PASSAGE GIVEN
§ §
Friday, June 11, 2021

Froggy Went a Courtin'

Time for another pond and pondering post I reckon.

Inspired by BBC's Springwatch, I've been hanging out by the pond a little more in the last few days.  In fact, there are times, when I sit for so long, mesmerized by the activity or what is in flower, that I would not blame Gareth if he came and placed a pointy hat on my head and stuck a fishing rod in my hand.  I could be mistaken for a garden gnome.

The pond has delivered on many promises so far.  

1.  Relaxation and Calm

Nothing relaxes me as much as spending time by water.  Admittedly a puddle doesn't quite cut it, but I love the reflective quality of water, sharing it with an abundance of other creatures and feeling its moisture on the breeze.  Check out this gorgeous marginal plant - Lychnis Flos-Cuculi, now in flower, having taken the baton and run from the Marsh Marigold.

2.  Plant Life

Breaking the rules, we did position our pond under a tree (it's hard not to in our garden) and so, for a time, feared that algae and other nasties might take over.  Certainly, for a while, we witnessed very little in the way of wildlife.  We have therefore made sure that we have plenty of oxygenating plants and  have recently added a lily into the mix.  There's nothing to report on this as yet, but in the meantime, you can make do with these fantastic lily pads, captured on the surface of a Black Country canal.

3.  Wildlife

This has perhaps been the most interesting aspect to a wildlife pond.  For some time, we had nothing of note (well nothing visible to the naked eye).  Then a pond skater moved in and seemed very content for a number of weeks - until we spotted a frog.  

Coincidentally (or not) the pond skater vanished.  History then appeared to repeat itself.  The frog was content for a few days and then it too mysteriously vanished.  

With a tiger on the loose, insisting on drinking the pond dry, we feared the worst...

...until 2 days ago, the frog re-appeared!  

Bigger, bolder...

...and more brown than we remembered, it emerged, and this time, left the comfort of its ledge beneath a log and began swimming around in the pond.  Weirdly, a lone pond skater also re-appeared.

As frog folklore would have me believe, frogs completely shed their skin about once a week and then consume the dead skin, so no wonder it's growing!  The photos were captured with my 70-300mm lens, tripod mounted to avoid camera shake, as I had to zoom in from afar.

This little video, showing just how much Froggy is enjoying the pond, was recorded on my iPhone and he didn't seem to mind at all that I was only inches above him.

I did wonder whether this frog was the original, but I'm pretty sure it is.  Whilst it does look darker in colour than when we first spotted him, apparently most amphibians can change colour, albeit to widely varying degrees.

A further mystery I've yet to solve, is the fact that all sources say that frogs and toads have four digits on their forelegs.  Unless I'm mistaken, this one, according to Gareth's pixelated phone shot, only appears to have three.  Further investigation is required.  The gnome will look into it.
§ §
Annotated element entries
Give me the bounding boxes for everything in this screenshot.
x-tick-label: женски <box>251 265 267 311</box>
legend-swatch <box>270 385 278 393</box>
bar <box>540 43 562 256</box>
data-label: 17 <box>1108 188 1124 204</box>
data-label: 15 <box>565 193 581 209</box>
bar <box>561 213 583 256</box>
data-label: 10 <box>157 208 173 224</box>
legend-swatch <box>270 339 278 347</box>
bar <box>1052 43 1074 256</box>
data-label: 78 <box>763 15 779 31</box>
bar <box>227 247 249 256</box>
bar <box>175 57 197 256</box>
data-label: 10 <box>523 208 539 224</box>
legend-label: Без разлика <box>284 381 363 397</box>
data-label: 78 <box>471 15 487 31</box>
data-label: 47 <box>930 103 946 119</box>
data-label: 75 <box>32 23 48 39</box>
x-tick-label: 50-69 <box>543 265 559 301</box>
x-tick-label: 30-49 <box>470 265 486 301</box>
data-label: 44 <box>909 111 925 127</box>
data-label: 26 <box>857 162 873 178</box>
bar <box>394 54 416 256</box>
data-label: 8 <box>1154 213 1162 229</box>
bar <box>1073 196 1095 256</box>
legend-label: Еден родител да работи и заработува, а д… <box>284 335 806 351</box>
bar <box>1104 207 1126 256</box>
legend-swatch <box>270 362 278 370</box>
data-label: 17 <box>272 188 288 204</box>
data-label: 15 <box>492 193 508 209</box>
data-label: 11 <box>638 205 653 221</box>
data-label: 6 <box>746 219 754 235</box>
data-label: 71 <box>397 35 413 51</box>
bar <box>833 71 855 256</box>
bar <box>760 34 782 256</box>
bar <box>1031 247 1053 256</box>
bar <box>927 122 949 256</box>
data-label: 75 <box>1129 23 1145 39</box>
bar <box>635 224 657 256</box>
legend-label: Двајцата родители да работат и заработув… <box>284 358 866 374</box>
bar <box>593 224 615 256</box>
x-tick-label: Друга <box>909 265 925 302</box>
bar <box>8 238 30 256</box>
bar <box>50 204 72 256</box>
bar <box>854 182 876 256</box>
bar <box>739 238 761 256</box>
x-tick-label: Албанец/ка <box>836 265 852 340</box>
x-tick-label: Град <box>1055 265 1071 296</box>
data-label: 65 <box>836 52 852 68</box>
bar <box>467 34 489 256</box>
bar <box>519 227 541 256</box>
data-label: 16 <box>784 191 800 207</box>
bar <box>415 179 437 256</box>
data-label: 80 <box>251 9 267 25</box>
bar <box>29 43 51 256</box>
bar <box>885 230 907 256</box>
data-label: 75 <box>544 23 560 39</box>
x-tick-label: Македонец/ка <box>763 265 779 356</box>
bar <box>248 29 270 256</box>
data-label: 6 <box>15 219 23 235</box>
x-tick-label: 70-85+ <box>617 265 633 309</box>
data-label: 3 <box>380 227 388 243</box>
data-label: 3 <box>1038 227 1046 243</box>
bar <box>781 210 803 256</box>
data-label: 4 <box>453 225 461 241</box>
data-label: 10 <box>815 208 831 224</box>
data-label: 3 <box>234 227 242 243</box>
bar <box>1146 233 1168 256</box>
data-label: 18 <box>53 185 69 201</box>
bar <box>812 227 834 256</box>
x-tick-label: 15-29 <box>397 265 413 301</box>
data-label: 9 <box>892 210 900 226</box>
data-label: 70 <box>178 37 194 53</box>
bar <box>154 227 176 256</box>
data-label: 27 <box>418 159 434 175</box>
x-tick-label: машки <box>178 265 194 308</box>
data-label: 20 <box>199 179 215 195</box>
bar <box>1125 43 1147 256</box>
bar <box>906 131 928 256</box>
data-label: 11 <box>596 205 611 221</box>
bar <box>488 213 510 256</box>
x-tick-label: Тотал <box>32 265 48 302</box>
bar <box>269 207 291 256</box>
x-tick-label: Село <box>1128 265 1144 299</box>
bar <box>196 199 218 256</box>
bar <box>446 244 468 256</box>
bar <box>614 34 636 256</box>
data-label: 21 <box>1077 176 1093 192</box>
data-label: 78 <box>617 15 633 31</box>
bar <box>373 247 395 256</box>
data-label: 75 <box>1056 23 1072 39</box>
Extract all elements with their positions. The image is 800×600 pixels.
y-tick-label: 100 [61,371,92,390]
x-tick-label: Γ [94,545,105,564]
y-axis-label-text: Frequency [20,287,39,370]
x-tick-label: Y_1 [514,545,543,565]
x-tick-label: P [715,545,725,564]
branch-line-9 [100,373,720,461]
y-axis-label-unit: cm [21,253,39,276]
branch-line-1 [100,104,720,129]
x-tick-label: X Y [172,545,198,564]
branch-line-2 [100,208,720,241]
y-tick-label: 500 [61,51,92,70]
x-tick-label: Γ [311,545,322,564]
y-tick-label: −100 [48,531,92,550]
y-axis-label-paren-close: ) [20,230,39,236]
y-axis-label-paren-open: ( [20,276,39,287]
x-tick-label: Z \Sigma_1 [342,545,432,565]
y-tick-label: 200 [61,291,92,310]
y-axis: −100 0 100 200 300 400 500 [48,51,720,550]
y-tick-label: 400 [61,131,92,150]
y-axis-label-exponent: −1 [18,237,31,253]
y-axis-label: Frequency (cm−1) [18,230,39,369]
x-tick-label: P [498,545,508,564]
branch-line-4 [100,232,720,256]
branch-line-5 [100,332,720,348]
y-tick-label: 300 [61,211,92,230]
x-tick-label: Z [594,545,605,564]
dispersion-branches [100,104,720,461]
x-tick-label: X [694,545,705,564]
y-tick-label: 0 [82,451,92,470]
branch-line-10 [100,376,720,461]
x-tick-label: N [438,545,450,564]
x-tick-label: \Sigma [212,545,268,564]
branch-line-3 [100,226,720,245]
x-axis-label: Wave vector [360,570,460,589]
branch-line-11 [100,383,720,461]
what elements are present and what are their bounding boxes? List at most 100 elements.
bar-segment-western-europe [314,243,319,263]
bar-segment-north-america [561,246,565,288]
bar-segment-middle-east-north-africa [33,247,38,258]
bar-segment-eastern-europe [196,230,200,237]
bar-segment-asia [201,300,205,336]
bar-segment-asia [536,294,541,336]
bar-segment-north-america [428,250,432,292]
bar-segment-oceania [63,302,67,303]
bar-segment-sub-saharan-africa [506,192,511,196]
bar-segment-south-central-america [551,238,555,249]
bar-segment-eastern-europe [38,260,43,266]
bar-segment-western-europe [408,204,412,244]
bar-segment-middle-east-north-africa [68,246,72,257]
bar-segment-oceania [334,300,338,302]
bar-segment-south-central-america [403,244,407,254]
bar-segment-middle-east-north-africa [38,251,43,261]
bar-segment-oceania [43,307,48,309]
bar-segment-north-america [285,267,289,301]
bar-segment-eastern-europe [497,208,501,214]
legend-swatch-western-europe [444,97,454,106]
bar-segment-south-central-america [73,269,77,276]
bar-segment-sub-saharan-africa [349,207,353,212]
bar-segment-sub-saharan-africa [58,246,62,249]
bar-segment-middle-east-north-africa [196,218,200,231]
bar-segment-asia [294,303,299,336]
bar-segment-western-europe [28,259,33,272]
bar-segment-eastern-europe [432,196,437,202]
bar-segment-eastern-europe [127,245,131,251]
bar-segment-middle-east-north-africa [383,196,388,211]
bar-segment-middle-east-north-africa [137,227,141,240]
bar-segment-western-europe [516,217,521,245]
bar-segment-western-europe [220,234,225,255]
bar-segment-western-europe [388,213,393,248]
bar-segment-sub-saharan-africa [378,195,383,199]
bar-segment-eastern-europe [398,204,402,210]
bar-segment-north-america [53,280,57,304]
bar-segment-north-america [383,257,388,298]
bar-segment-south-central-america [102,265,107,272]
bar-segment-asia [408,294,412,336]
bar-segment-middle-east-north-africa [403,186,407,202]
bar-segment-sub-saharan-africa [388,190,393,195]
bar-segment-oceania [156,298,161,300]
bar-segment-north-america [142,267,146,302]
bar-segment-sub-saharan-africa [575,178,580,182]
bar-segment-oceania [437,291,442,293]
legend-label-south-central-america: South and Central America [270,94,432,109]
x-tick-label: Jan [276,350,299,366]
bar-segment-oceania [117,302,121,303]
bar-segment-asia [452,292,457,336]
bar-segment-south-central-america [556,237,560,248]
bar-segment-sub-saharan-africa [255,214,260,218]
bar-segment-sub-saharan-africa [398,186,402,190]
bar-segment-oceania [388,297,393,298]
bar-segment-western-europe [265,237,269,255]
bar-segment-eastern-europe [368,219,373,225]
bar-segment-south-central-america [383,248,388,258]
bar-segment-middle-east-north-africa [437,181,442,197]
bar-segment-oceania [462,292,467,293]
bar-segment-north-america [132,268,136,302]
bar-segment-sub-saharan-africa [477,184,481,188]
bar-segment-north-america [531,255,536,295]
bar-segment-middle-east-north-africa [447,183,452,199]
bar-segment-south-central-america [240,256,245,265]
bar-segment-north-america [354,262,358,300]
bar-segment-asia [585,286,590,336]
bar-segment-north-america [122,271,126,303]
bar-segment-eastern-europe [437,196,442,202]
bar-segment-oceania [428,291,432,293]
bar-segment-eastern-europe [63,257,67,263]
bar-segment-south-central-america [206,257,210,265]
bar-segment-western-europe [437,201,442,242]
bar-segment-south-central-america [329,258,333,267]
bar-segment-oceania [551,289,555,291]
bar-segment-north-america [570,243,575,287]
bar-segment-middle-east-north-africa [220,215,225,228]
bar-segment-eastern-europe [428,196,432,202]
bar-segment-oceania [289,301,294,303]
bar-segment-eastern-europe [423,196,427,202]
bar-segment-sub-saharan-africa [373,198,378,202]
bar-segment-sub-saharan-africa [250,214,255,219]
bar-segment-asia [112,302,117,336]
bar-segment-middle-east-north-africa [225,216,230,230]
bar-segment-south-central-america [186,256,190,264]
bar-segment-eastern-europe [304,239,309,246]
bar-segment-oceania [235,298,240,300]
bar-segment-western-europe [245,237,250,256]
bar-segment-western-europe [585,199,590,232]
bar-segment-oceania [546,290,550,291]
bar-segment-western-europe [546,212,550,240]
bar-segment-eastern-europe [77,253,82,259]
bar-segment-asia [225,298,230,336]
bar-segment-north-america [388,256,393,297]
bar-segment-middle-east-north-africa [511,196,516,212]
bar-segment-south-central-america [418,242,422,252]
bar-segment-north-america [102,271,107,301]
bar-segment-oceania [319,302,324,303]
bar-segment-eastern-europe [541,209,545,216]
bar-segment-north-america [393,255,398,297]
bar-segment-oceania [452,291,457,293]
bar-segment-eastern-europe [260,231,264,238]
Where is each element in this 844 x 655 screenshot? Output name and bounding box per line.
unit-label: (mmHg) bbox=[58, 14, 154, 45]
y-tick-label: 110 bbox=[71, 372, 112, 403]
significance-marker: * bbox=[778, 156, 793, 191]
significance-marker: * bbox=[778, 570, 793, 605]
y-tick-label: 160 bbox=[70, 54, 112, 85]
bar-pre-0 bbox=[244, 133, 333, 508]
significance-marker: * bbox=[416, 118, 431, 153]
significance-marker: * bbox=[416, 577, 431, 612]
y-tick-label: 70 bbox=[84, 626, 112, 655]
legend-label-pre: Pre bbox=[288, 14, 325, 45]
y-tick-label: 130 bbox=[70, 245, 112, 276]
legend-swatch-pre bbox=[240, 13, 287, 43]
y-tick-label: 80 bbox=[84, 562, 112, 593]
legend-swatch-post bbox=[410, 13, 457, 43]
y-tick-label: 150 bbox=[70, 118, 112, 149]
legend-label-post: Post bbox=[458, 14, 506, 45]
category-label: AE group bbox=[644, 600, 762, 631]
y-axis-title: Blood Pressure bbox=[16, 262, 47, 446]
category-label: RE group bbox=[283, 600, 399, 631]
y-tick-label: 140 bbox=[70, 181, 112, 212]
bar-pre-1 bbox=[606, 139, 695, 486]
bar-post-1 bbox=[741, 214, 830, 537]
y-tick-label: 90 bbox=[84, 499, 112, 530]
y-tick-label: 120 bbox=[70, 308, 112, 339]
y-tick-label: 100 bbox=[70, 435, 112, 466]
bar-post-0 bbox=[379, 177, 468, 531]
§ §
STATED TASK A
Count the lines of the records that contain the string "this", and reply with the number alone.
STATED TASK B
Extend the blog post about the garden pond and its frog, picking up after its final sentence.

TASK RESULT A
2

TASK RESULT B
In other news, I've been tinkering with old photos again.  This one was an old print of our son as a toddler.  I have restored it and made it black and white.  I so clearly remember that carefree moment on Saunton Sands, which cemented his love of the sea.  It feels like yesterday, but it can't be, because yesterday he left secondary school and now college looms large on the horizon.  In the blink of an eye, we've moved from sharing his innermost thoughts on Thomas the Tank Engine to largely being out of the loop.  So, bittersweet.

Life is definitely a journey full of twists and turns.  One thing I tell him is that the days of committing to one career are long gone.  Work hard, but don't fear change and always prize health and happiness above all else.    

Practicing what I preach, I have this week embarked upon a new chapter of my own; literally and figuratively.  I'm writing a screenplay.  By some quirky twist of fate, I have made the acquaintance of someone whose family story I'm desperate to tell.  Photography was the link and I tracked her down to ask her permission to photograph something very dear to her.  But, through our virtual conversations, a side project occurred to me - a lightbulb moment of sorts.  Our thoughts and aspirations I think are in sync and more importantly, she trusts me.  Large chunks of the story, characters and even snippets of dialogue and complete scenes are almost fully formed in my head.  I have zero expectations, but feel compelled to see this through - particularly after last week's lucky number 7 appeared in cloud formation shortly after I had the idea.  

With June 21st or "Freedom Day" hanging in the balance, something the supremely arrogant Noel Gallagher said in a recent interview struck a chord with me.  He commented that no one with creative leanings will say that they have had a bad lockdown, because most of them live inside their own head.  I can totally relate to this, not because I'm claiming to be some super creative, but I do have stuff (soul feeding stuff) I want to do and quite often feel that there aren't enough hours in the day to do those things because of all the other stuff we have to do.  Does this make sense to anyone else?  I quite often wonder what on earth I was doing with my time in my younger years.

Anyway, that's enough armchair philosophy from me.  I'll leave you with a photo of blooming June.  

What have you been up to?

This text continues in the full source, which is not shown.